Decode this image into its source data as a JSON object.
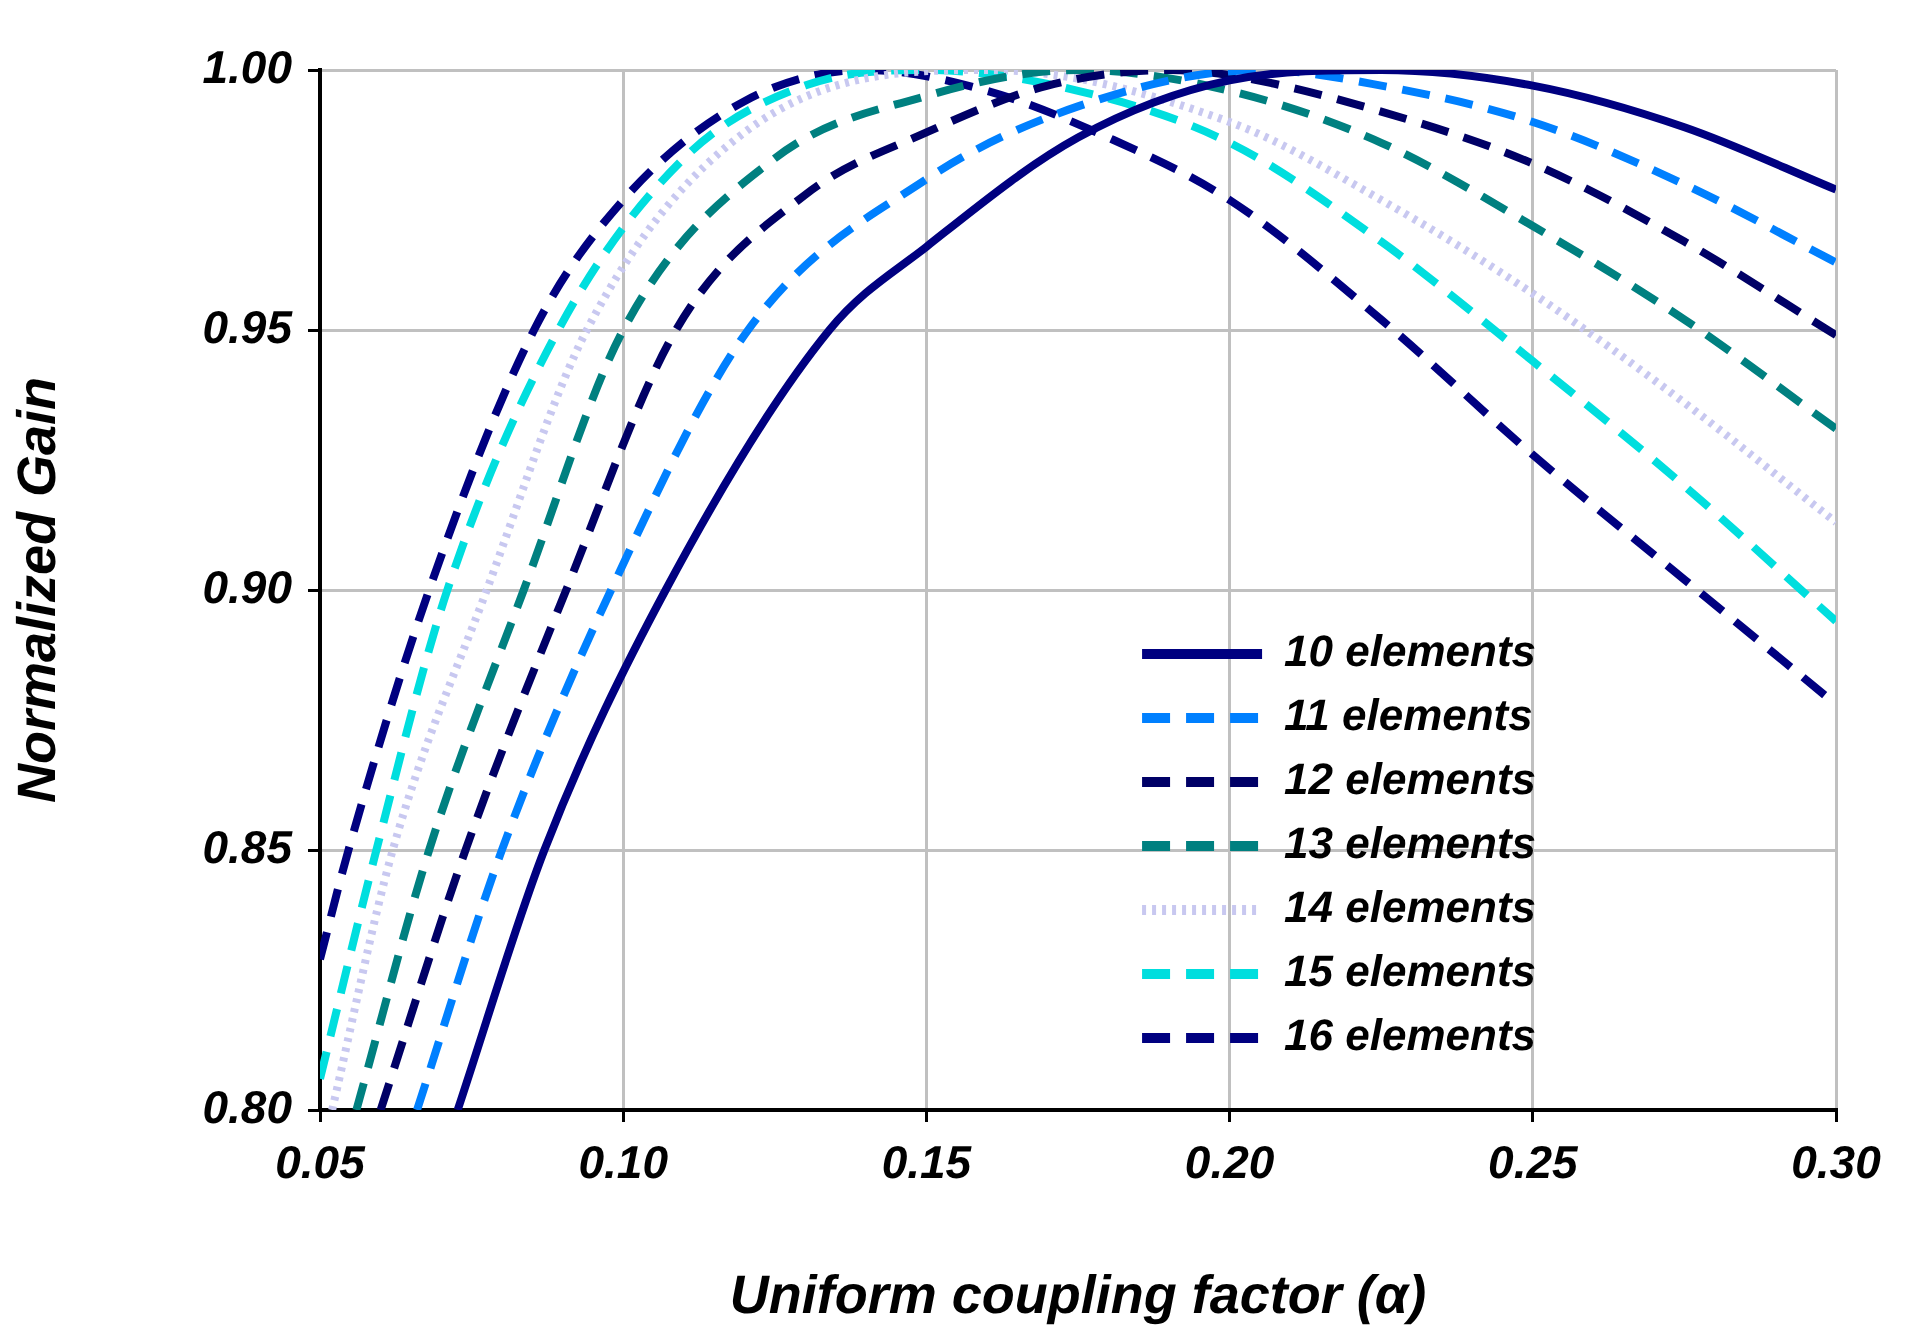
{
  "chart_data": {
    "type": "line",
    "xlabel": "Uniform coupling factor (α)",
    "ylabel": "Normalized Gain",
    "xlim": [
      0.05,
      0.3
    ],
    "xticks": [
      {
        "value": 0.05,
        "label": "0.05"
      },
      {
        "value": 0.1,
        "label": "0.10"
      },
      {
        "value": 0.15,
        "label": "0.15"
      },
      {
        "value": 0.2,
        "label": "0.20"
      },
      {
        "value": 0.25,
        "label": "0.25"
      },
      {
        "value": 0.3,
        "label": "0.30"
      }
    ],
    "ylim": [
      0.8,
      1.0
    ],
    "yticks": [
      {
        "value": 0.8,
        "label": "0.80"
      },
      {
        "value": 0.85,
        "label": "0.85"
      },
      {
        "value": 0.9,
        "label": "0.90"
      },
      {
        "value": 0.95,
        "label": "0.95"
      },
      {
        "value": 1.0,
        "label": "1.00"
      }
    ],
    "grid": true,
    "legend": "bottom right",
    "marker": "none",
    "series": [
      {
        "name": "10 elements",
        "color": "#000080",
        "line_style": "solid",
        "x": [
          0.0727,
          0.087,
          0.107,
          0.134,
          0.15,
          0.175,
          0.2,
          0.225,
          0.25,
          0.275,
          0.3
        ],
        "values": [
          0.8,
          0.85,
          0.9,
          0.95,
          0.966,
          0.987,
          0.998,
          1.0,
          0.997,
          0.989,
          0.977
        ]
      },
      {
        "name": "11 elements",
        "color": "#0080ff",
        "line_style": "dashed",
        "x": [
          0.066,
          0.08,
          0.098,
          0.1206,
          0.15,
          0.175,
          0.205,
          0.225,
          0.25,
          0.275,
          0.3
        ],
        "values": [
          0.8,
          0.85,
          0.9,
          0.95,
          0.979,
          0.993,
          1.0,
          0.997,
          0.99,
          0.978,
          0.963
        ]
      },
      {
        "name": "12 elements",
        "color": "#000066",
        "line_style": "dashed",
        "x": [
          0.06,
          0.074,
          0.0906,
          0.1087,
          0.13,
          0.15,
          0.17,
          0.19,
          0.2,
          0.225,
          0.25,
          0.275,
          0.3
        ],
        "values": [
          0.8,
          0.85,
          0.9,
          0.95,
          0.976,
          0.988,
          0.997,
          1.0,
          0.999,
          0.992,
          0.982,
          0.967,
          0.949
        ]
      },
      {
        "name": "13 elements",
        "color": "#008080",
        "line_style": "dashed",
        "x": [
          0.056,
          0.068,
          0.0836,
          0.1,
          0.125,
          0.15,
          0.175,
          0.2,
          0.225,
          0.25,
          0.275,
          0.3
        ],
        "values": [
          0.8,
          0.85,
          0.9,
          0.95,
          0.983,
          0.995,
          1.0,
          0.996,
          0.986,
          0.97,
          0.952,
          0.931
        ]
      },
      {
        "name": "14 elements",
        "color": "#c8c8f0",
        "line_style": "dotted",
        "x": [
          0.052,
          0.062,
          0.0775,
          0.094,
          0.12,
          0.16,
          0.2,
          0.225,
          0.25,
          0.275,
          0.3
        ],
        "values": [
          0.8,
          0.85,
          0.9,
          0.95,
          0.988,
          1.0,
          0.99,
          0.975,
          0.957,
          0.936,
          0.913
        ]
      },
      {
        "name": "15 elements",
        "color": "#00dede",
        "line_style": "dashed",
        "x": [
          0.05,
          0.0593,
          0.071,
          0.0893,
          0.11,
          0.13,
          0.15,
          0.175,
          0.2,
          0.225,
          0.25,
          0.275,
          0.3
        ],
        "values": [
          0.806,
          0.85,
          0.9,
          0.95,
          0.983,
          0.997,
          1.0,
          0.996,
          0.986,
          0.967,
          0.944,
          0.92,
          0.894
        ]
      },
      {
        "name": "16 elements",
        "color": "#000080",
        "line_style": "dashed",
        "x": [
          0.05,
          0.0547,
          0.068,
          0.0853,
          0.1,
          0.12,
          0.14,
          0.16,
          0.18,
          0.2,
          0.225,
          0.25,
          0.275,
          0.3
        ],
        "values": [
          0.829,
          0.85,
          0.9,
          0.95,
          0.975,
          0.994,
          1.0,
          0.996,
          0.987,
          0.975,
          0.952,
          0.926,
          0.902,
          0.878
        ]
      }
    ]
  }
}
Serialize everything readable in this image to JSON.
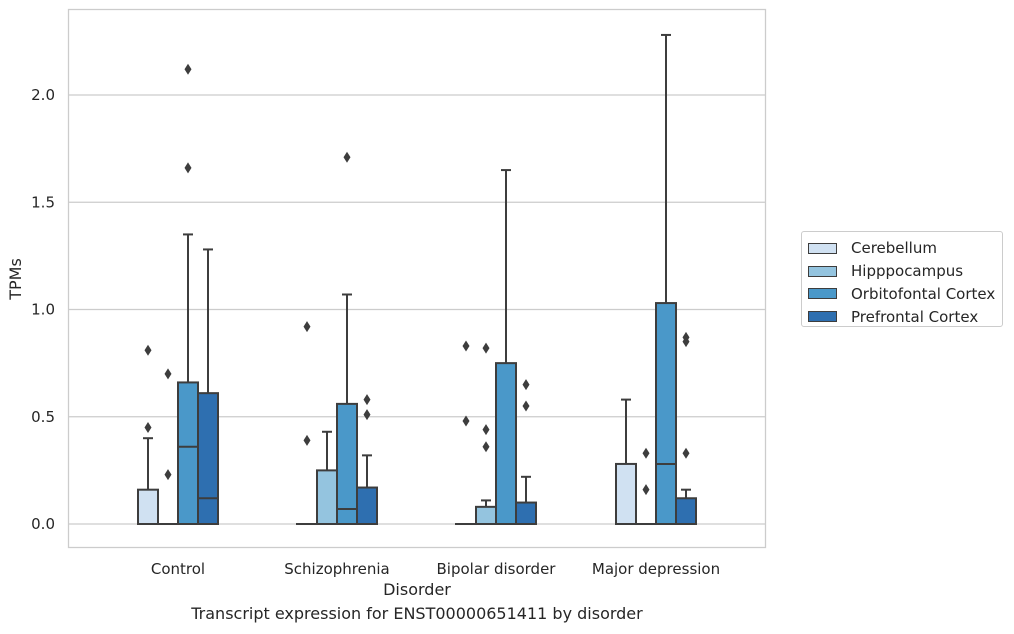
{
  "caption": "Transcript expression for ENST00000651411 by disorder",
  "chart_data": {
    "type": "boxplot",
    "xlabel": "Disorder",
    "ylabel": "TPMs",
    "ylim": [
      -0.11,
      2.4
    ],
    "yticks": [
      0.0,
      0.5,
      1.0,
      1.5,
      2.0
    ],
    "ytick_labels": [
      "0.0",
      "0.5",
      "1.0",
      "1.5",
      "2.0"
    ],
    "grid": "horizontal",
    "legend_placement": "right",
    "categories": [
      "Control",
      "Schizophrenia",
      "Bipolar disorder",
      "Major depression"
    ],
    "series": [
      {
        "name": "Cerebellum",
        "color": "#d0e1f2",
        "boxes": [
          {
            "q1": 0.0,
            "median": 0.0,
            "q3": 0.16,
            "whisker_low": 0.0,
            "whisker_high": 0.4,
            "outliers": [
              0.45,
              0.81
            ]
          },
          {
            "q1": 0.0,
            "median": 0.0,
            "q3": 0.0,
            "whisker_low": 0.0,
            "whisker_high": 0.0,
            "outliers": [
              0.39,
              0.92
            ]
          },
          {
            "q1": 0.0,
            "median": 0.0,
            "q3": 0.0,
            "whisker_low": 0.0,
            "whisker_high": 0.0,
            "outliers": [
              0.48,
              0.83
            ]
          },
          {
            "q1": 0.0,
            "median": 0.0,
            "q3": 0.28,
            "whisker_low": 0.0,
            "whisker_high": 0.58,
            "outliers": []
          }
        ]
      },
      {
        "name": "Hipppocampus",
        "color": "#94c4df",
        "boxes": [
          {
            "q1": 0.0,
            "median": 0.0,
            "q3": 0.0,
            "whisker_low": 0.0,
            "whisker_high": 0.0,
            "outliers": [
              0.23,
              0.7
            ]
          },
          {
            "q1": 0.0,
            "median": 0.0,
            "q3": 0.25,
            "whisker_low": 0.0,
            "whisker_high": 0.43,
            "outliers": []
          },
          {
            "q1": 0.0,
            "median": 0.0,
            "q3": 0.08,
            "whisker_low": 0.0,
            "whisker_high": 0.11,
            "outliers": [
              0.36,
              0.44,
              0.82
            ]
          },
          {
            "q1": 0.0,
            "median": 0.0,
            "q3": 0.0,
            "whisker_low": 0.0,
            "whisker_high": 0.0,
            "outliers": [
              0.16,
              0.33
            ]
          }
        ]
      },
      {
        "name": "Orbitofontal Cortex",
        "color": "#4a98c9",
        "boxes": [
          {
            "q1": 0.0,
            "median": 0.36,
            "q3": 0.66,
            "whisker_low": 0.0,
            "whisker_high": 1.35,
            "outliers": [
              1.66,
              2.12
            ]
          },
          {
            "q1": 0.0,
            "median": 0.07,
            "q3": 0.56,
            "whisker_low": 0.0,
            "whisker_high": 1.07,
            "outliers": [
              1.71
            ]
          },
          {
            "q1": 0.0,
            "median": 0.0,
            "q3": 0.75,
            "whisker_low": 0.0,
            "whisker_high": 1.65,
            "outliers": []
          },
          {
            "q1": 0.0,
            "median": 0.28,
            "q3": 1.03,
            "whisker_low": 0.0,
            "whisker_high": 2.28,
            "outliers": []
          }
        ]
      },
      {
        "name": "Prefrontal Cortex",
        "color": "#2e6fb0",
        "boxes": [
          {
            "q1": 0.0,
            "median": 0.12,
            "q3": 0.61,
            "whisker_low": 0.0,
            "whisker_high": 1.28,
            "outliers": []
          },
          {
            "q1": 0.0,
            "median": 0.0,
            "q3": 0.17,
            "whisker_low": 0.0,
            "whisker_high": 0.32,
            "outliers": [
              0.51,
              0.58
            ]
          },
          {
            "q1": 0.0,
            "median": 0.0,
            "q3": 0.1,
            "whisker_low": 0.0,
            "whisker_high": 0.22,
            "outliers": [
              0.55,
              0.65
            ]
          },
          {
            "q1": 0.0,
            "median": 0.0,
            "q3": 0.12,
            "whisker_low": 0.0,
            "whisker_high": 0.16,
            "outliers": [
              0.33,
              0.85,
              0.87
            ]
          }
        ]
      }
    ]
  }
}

_ _ _ _ _

Identify and copy lines that hold the string "this".

Decode this image into its source data as a JSON object.
Serialize everything readable in this image to JSON.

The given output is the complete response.